#### Challenge
The records that follow should be retyped word for word.

"""

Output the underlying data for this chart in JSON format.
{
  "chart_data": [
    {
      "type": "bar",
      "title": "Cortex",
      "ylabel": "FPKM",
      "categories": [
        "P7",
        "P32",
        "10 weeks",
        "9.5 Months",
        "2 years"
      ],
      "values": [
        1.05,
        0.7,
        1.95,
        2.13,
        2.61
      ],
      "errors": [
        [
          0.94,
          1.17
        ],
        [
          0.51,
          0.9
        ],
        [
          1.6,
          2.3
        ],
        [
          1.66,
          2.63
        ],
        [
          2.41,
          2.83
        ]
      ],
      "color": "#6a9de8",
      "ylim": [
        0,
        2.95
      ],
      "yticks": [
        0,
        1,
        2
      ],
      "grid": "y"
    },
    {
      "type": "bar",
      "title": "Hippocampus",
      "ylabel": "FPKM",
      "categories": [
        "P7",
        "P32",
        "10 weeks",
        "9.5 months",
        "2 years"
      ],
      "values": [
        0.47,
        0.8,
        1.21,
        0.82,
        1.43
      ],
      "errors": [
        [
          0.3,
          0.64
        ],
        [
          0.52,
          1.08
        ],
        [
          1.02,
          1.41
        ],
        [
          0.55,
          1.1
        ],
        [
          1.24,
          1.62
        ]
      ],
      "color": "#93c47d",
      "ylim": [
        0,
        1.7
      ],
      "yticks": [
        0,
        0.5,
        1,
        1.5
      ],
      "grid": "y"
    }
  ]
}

"""

#### Exercise answer
Output the underlying data for this chart in JSON format.
{
  "chart_data": [
    {
      "type": "bar",
      "title": "Cortex",
      "ylabel": "FPKM",
      "categories": [
        "P7",
        "P32",
        "10 weeks",
        "9.5 Months",
        "2 years"
      ],
      "values": [
        1.05,
        0.7,
        1.95,
        2.13,
        2.61
      ],
      "errors": [
        [
          0.94,
          1.17
        ],
        [
          0.51,
          0.9
        ],
        [
          1.6,
          2.3
        ],
        [
          1.66,
          2.63
        ],
        [
          2.41,
          2.83
        ]
      ],
      "color": "#6a9de8",
      "ylim": [
        0,
        2.95
      ],
      "yticks": [
        0,
        1,
        2
      ],
      "grid": "y"
    },
    {
      "type": "bar",
      "title": "Hippocampus",
      "ylabel": "FPKM",
      "categories": [
        "P7",
        "P32",
        "10 weeks",
        "9.5 months",
        "2 years"
      ],
      "values": [
        0.47,
        0.8,
        1.21,
        0.82,
        1.43
      ],
      "errors": [
        [
          0.3,
          0.64
        ],
        [
          0.52,
          1.08
        ],
        [
          1.02,
          1.41
        ],
        [
          0.55,
          1.1
        ],
        [
          1.24,
          1.62
        ]
      ],
      "color": "#93c47d",
      "ylim": [
        0,
        1.7
      ],
      "yticks": [
        0,
        0.5,
        1,
        1.5
      ],
      "grid": "y"
    }
  ]
}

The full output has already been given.